[Items listed in a dataset]
>> begin

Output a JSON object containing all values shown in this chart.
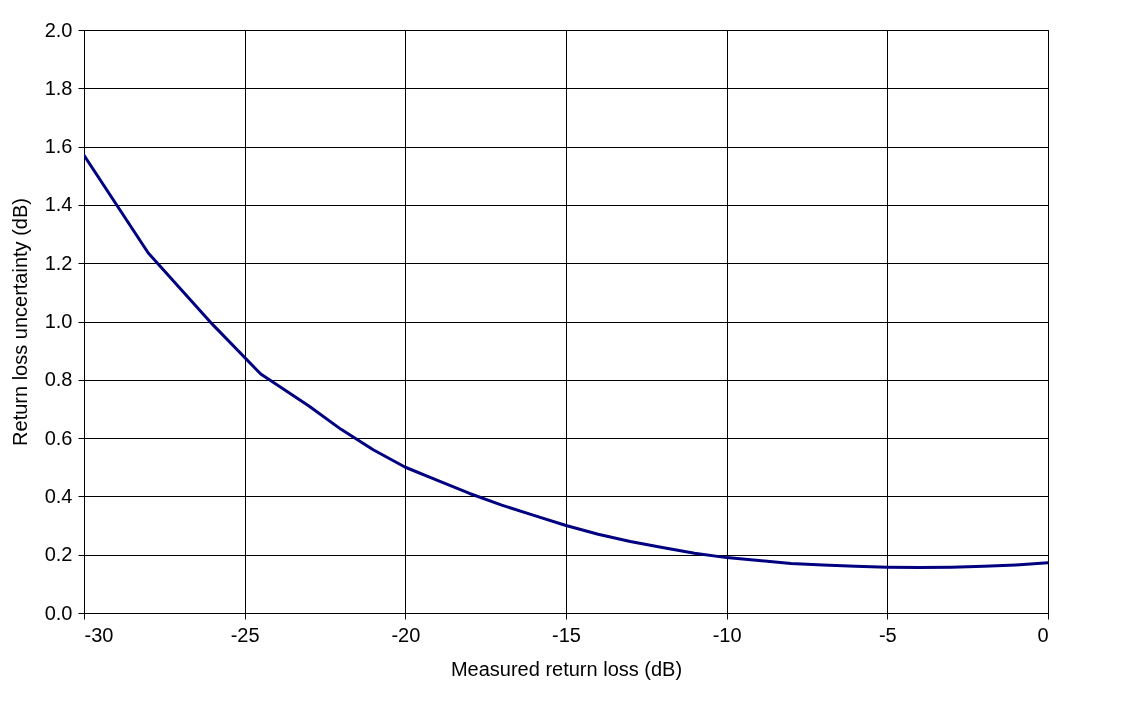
{
  "chart_data": {
    "type": "line",
    "xlabel": "Measured return loss (dB)",
    "ylabel": "Return loss uncertainty (dB)",
    "x": [
      -30,
      -28,
      -26,
      -24.5,
      -23,
      -22,
      -21,
      -20,
      -19,
      -18,
      -17,
      -16,
      -15,
      -14,
      -13,
      -12,
      -11,
      -10,
      -9,
      -8,
      -7,
      -6,
      -5,
      -4,
      -3,
      -2,
      -1,
      0
    ],
    "series": [
      {
        "color": "#000080",
        "values": [
          1.57,
          1.235,
          0.99,
          0.82,
          0.71,
          0.63,
          0.56,
          0.5,
          0.455,
          0.41,
          0.37,
          0.335,
          0.3,
          0.27,
          0.245,
          0.225,
          0.205,
          0.19,
          0.18,
          0.17,
          0.165,
          0.16,
          0.157,
          0.156,
          0.157,
          0.16,
          0.165,
          0.172
        ]
      }
    ],
    "xlim": [
      -30,
      0
    ],
    "xticks": [
      -30,
      -25,
      -20,
      -15,
      -10,
      -5,
      0
    ],
    "ylim": [
      0,
      2
    ],
    "yticks": [
      {
        "value": 0,
        "label": "0.0"
      },
      {
        "value": 0.2,
        "label": "0.2"
      },
      {
        "value": 0.4,
        "label": "0.4"
      },
      {
        "value": 0.6,
        "label": "0.6"
      },
      {
        "value": 0.8,
        "label": "0.8"
      },
      {
        "value": 1,
        "label": "1.0"
      },
      {
        "value": 1.2,
        "label": "1.2"
      },
      {
        "value": 1.4,
        "label": "1.4"
      },
      {
        "value": 1.6,
        "label": "1.6"
      },
      {
        "value": 1.8,
        "label": "1.8"
      },
      {
        "value": 2,
        "label": "2.0"
      }
    ],
    "grid": true,
    "marker": "none",
    "line_style": "solid"
  }
}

>> end

→ **WHAT TO DO**
Leave out the pictures and give the listing above again exactly.

→ **REPLY**
Output a JSON object containing all values shown in this chart.
{
  "chart_data": {
    "type": "line",
    "xlabel": "Measured return loss (dB)",
    "ylabel": "Return loss uncertainty (dB)",
    "x": [
      -30,
      -28,
      -26,
      -24.5,
      -23,
      -22,
      -21,
      -20,
      -19,
      -18,
      -17,
      -16,
      -15,
      -14,
      -13,
      -12,
      -11,
      -10,
      -9,
      -8,
      -7,
      -6,
      -5,
      -4,
      -3,
      -2,
      -1,
      0
    ],
    "series": [
      {
        "color": "#000080",
        "values": [
          1.57,
          1.235,
          0.99,
          0.82,
          0.71,
          0.63,
          0.56,
          0.5,
          0.455,
          0.41,
          0.37,
          0.335,
          0.3,
          0.27,
          0.245,
          0.225,
          0.205,
          0.19,
          0.18,
          0.17,
          0.165,
          0.16,
          0.157,
          0.156,
          0.157,
          0.16,
          0.165,
          0.172
        ]
      }
    ],
    "xlim": [
      -30,
      0
    ],
    "xticks": [
      -30,
      -25,
      -20,
      -15,
      -10,
      -5,
      0
    ],
    "ylim": [
      0,
      2
    ],
    "yticks": [
      {
        "value": 0,
        "label": "0.0"
      },
      {
        "value": 0.2,
        "label": "0.2"
      },
      {
        "value": 0.4,
        "label": "0.4"
      },
      {
        "value": 0.6,
        "label": "0.6"
      },
      {
        "value": 0.8,
        "label": "0.8"
      },
      {
        "value": 1,
        "label": "1.0"
      },
      {
        "value": 1.2,
        "label": "1.2"
      },
      {
        "value": 1.4,
        "label": "1.4"
      },
      {
        "value": 1.6,
        "label": "1.6"
      },
      {
        "value": 1.8,
        "label": "1.8"
      },
      {
        "value": 2,
        "label": "2.0"
      }
    ],
    "grid": true,
    "marker": "none",
    "line_style": "solid"
  }
}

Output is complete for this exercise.